Recorded data:
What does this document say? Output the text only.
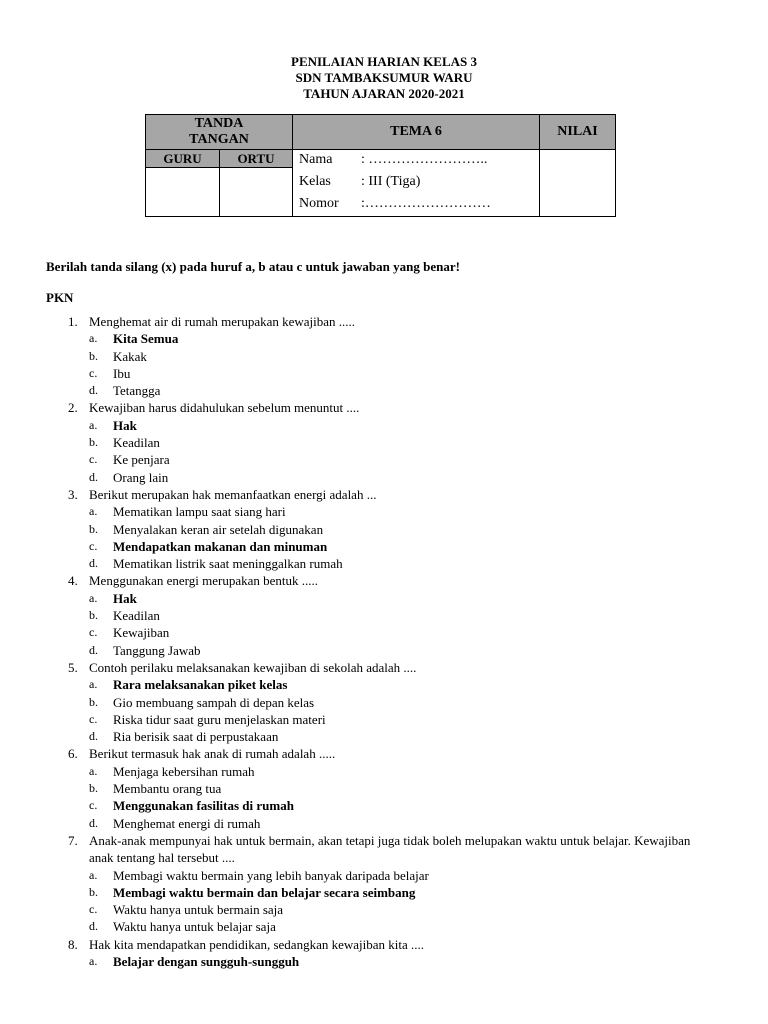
PENILAIAN HARIAN KELAS 3
SDN TAMBAKSUMUR WARU
TAHUN AJARAN 2020-2021
TANDA
TANGAN		TEMA 6	NILAI
GURU	ORTU	Nama : ……………………..
Kelas : III (Tiga)
Nomor :………………………	

Berilah tanda silang (x) pada huruf a, b atau c untuk jawaban yang benar!
PKN
1. Menghemat air di rumah merupakan kewajiban .....
a. Kita Semua
b. Kakak
c. Ibu
d. Tetangga
2. Kewajiban harus didahulukan sebelum menuntut ....
a. Hak
b. Keadilan
c. Ke penjara
d. Orang lain
3. Berikut merupakan hak memanfaatkan energi adalah ...
a. Mematikan lampu saat siang hari
b. Menyalakan keran air setelah digunakan
c. Mendapatkan makanan dan minuman
d. Mematikan listrik saat meninggalkan rumah
4. Menggunakan energi merupakan bentuk .....
a. Hak
b. Keadilan
c. Kewajiban
d. Tanggung Jawab
5. Contoh perilaku melaksanakan kewajiban di sekolah adalah ....
a. Rara melaksanakan piket kelas
b. Gio membuang sampah di depan kelas
c. Riska tidur saat guru menjelaskan materi
d. Ria berisik saat di perpustakaan
6. Berikut termasuk hak anak di rumah adalah .....
a. Menjaga kebersihan rumah
b. Membantu orang tua
c. Menggunakan fasilitas di rumah
d. Menghemat energi di rumah
7. Anak-anak mempunyai hak untuk bermain, akan tetapi juga tidak boleh melupakan waktu untuk belajar. Kewajiban anak tentang hal tersebut ....
a. Membagi waktu bermain yang lebih banyak daripada belajar
b. Membagi waktu bermain dan belajar secara seimbang
c. Waktu hanya untuk bermain saja
d. Waktu hanya untuk belajar saja
8. Hak kita mendapatkan pendidikan, sedangkan kewajiban kita ....
a. Belajar dengan sungguh-sungguh
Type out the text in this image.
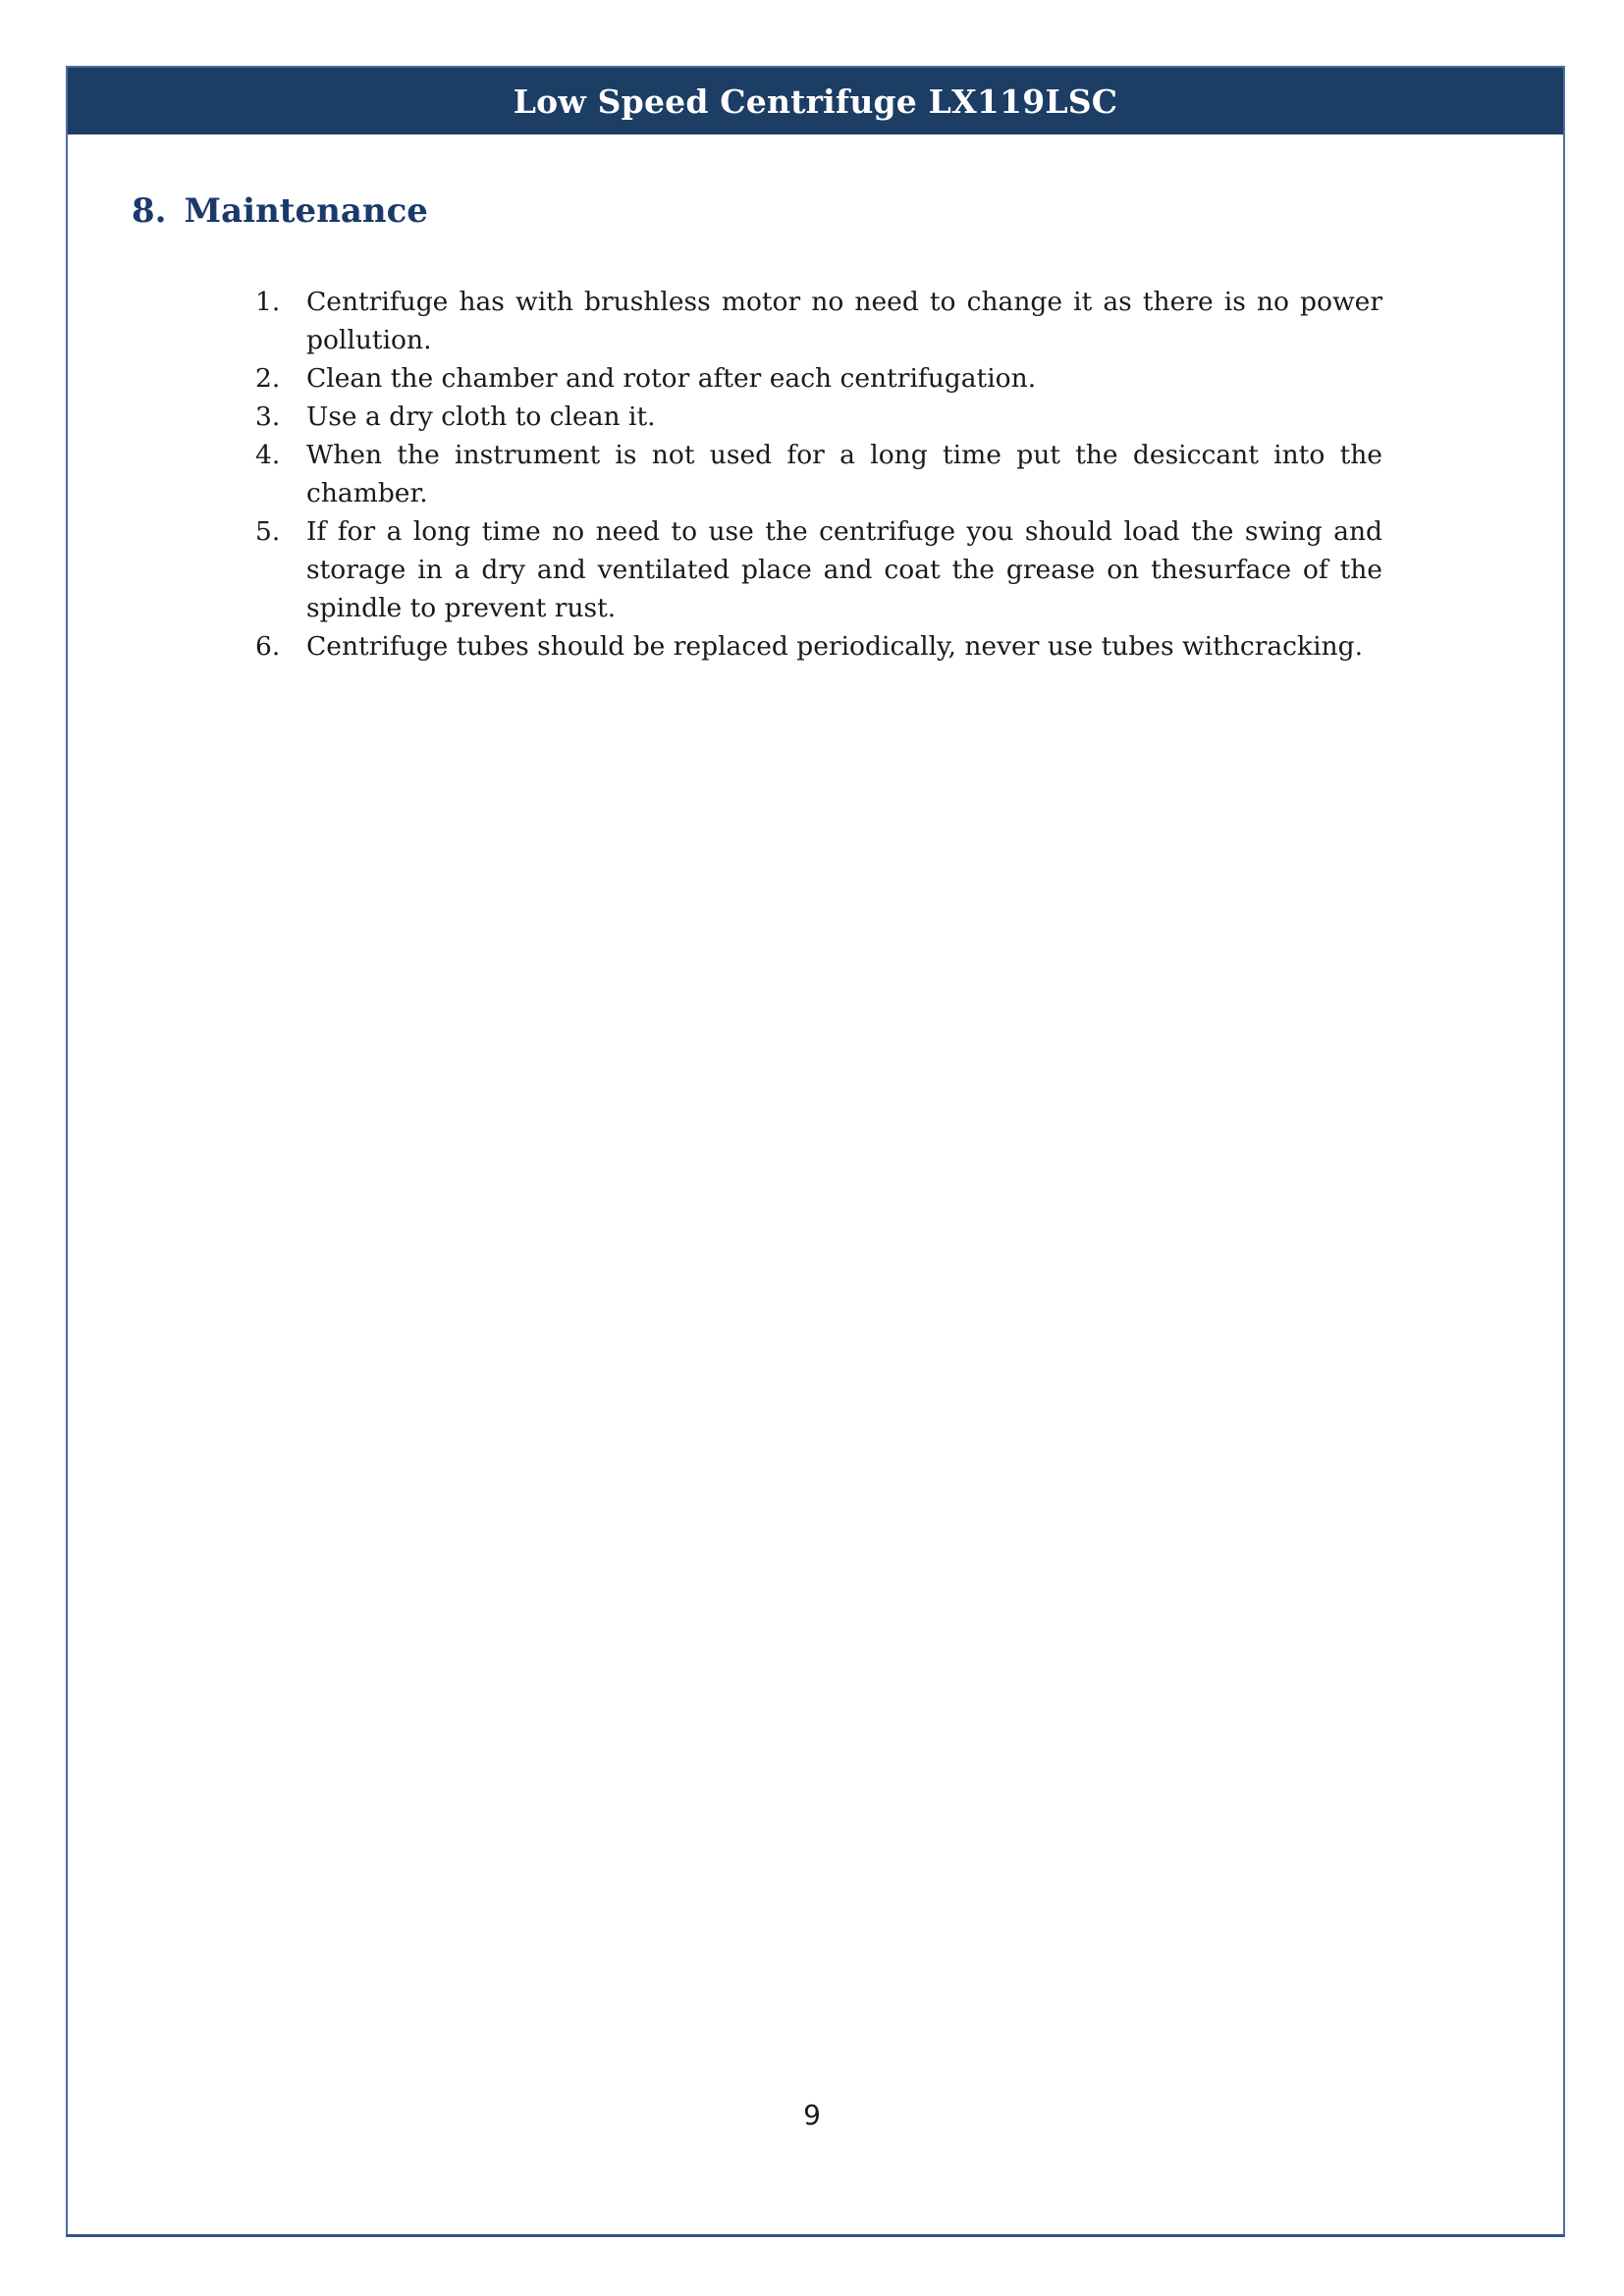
Low Speed Centrifuge LX119LSC
8. Maintenance
1. Centrifuge has with brushless motor no need to change it as there is no power pollution.
2. Clean the chamber and rotor after each centrifugation.
3. Use a dry cloth to clean it.
4. When the instrument is not used for a long time put the desiccant into the chamber.
5. If for a long time no need to use the centrifuge you should load the swing and storage in a dry and ventilated place and coat the grease on thesurface of the spindle to prevent rust.
6. Centrifuge tubes should be replaced periodically, never use tubes withcracking.
9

• _WHAT YOU NEED TO DO_: Retype exactly, and only, the lines from the one containing "Type out the text in this image." through the end of the material, leaving aside every picture.

• _COMPLETED EXERCISE_:
Type out the text in this image.
Low Speed Centrifuge LX119LSC
8. Maintenance
1. Centrifuge has with brushless motor no need to change it as there is no power pollution.
2. Clean the chamber and rotor after each centrifugation.
3. Use a dry cloth to clean it.
4. When the instrument is not used for a long time put the desiccant into the chamber.
5. If for a long time no need to use the centrifuge you should load the swing and storage in a dry and ventilated place and coat the grease on thesurface of the spindle to prevent rust.
6. Centrifuge tubes should be replaced periodically, never use tubes withcracking.
9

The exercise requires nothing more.